Locate each line containing the string "Vaarallisten" and copy it out.

------ Data excerpts ------

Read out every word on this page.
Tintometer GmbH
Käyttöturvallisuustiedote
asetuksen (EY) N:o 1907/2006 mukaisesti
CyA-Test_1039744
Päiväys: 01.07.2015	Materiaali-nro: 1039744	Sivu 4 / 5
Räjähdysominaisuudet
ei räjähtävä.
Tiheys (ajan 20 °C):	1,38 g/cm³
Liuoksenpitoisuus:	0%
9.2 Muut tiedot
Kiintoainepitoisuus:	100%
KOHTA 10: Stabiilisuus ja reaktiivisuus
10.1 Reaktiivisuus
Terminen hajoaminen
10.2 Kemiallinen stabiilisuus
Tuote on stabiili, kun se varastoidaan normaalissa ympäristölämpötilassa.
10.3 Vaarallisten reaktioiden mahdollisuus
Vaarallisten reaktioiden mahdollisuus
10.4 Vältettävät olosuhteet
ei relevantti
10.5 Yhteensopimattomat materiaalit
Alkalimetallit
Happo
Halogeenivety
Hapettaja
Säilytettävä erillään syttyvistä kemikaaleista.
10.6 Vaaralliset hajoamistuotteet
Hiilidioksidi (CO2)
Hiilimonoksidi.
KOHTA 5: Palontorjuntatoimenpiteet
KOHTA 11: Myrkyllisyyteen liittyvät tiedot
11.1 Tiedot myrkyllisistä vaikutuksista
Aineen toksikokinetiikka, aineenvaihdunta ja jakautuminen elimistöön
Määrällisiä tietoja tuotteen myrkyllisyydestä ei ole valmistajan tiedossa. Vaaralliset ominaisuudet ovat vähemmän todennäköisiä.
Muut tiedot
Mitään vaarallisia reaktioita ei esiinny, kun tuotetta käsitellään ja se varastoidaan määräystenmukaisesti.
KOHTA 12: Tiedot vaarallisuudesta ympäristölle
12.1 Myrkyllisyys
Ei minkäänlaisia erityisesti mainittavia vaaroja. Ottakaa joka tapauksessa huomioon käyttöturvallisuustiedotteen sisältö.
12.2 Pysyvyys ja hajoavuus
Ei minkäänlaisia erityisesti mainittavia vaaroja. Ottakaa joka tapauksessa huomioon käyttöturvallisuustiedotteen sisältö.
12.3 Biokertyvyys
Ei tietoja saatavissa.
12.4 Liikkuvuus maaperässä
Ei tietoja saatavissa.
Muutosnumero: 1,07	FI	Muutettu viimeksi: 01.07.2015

------

▸ Finished task:
10.3 Vaarallisten reaktioiden mahdollisuus
Vaarallisten reaktioiden mahdollisuus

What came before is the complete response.